--- begin THE RECORDS ---

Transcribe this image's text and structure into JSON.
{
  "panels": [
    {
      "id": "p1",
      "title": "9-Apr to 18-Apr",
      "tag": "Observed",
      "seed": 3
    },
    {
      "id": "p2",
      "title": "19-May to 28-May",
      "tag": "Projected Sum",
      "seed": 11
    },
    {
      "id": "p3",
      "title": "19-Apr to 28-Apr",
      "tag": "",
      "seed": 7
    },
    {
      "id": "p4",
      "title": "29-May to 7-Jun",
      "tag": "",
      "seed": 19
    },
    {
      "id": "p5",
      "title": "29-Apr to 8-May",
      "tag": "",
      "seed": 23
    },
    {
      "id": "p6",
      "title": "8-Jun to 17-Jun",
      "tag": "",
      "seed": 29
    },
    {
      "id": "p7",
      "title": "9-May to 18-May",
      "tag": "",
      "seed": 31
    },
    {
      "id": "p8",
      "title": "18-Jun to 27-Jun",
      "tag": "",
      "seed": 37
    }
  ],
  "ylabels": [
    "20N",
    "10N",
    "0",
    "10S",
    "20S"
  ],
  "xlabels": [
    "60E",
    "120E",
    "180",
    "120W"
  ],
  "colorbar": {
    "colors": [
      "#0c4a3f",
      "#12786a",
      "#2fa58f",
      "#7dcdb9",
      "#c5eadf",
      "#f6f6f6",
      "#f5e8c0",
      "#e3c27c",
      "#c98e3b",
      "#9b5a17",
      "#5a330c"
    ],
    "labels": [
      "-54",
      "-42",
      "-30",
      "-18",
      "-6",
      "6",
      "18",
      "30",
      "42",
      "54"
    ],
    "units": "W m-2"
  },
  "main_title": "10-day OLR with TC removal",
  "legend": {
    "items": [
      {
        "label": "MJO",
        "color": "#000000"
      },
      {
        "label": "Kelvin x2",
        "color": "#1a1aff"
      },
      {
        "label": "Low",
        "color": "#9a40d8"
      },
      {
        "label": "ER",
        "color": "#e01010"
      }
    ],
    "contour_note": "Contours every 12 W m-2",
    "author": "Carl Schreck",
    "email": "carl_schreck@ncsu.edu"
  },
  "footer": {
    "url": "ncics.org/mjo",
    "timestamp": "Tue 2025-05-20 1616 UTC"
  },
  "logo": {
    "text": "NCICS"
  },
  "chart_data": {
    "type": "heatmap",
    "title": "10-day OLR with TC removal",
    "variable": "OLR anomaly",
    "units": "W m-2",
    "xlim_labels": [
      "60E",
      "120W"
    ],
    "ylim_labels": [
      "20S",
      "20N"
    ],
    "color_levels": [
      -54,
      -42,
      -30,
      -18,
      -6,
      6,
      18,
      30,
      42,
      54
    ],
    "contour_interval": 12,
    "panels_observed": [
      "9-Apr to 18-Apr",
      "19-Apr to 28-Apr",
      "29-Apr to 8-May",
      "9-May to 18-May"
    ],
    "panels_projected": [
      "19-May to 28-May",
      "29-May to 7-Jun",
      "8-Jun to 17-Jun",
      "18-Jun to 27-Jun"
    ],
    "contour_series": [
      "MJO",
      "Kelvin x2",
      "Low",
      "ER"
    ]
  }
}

--- end THE RECORDS ---
--- begin THE RECORDS ---

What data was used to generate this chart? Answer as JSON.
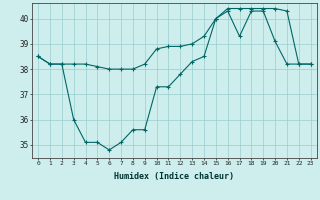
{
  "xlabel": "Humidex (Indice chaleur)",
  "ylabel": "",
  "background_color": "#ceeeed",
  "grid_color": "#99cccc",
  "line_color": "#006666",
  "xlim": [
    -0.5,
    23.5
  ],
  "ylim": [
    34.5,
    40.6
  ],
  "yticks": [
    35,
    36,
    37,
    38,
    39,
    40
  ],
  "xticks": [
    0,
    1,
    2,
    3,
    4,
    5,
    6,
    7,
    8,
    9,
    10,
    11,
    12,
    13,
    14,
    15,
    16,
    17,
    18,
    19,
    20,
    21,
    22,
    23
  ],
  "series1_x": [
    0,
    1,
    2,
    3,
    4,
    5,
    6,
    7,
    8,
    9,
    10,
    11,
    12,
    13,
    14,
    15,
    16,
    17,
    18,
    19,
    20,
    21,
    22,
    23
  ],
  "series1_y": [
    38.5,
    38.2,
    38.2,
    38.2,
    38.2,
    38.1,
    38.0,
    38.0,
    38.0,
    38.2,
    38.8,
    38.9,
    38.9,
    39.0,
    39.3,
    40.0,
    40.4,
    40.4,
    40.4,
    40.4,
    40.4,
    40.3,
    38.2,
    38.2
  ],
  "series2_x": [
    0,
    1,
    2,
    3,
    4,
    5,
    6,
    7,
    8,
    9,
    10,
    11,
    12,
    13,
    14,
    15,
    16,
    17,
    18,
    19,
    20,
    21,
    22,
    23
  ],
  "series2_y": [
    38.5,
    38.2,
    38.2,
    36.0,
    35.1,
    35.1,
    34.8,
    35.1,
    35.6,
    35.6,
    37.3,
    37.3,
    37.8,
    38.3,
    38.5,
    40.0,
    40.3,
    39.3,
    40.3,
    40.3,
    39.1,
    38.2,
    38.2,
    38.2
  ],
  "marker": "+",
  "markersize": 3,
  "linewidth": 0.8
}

--- end THE RECORDS ---
--- begin THE RECORDS ---

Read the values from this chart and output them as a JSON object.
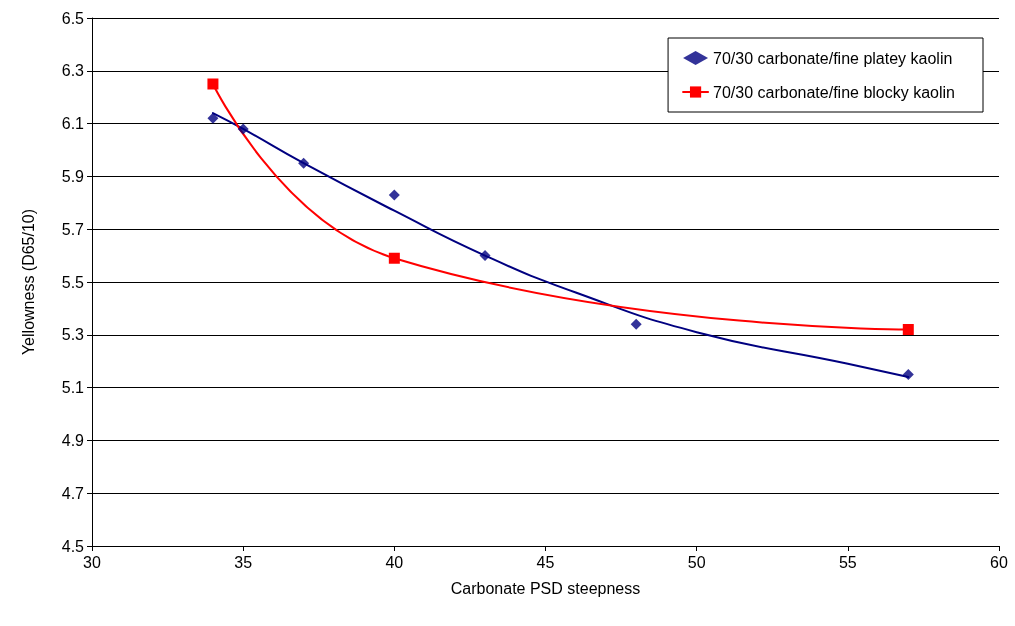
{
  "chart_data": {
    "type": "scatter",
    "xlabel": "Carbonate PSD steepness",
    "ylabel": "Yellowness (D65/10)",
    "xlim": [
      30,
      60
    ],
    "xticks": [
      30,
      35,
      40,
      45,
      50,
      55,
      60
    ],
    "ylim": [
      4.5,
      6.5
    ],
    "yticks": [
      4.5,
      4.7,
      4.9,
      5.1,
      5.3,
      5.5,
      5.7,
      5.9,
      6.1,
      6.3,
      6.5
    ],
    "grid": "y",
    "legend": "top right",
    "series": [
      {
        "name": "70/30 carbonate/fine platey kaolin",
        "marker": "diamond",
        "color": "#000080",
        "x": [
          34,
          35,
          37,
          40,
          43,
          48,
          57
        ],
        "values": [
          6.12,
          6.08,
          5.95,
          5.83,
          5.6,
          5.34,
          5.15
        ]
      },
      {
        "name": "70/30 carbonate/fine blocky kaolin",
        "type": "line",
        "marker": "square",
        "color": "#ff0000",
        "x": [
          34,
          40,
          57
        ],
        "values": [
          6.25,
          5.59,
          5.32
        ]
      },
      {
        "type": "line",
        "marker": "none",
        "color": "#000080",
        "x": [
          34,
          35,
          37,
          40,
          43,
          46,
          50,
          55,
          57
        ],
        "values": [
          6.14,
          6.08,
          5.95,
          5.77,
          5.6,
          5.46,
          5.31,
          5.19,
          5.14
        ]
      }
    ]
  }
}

--- end THE RECORDS ---

From the records above, pull out each line that has "text".

■ REPLY:
Transcribe this image's text and structure into JSON.
    "text": "NCICS"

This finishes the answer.